(Data listing)

***

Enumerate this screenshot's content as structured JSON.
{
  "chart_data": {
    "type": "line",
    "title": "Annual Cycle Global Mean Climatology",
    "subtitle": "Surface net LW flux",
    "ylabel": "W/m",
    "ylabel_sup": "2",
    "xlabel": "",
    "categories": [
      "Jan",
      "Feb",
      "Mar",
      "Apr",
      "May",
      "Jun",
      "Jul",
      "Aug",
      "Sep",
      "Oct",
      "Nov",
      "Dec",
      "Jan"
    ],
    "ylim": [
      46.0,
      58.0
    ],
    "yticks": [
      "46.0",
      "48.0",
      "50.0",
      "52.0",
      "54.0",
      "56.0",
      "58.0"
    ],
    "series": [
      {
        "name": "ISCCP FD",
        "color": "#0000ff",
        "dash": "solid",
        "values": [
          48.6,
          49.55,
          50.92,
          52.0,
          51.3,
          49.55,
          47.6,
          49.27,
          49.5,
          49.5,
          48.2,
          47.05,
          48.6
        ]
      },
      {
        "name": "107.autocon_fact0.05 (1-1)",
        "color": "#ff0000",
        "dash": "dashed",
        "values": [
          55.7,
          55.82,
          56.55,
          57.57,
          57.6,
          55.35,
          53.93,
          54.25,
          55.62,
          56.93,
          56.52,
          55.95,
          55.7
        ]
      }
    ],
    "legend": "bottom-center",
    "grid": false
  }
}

***

§ SET EXERCISE: Transcribe the material above word for word.

§ EXPECTED ANSWER:
Enumerate this screenshot's content as structured JSON.
{
  "chart_data": {
    "type": "line",
    "title": "Annual Cycle Global Mean Climatology",
    "subtitle": "Surface net LW flux",
    "ylabel": "W/m",
    "ylabel_sup": "2",
    "xlabel": "",
    "categories": [
      "Jan",
      "Feb",
      "Mar",
      "Apr",
      "May",
      "Jun",
      "Jul",
      "Aug",
      "Sep",
      "Oct",
      "Nov",
      "Dec",
      "Jan"
    ],
    "ylim": [
      46.0,
      58.0
    ],
    "yticks": [
      "46.0",
      "48.0",
      "50.0",
      "52.0",
      "54.0",
      "56.0",
      "58.0"
    ],
    "series": [
      {
        "name": "ISCCP FD",
        "color": "#0000ff",
        "dash": "solid",
        "values": [
          48.6,
          49.55,
          50.92,
          52.0,
          51.3,
          49.55,
          47.6,
          49.27,
          49.5,
          49.5,
          48.2,
          47.05,
          48.6
        ]
      },
      {
        "name": "107.autocon_fact0.05 (1-1)",
        "color": "#ff0000",
        "dash": "dashed",
        "values": [
          55.7,
          55.82,
          56.55,
          57.57,
          57.6,
          55.35,
          53.93,
          54.25,
          55.62,
          56.93,
          56.52,
          55.95,
          55.7
        ]
      }
    ],
    "legend": "bottom-center",
    "grid": false
  }
}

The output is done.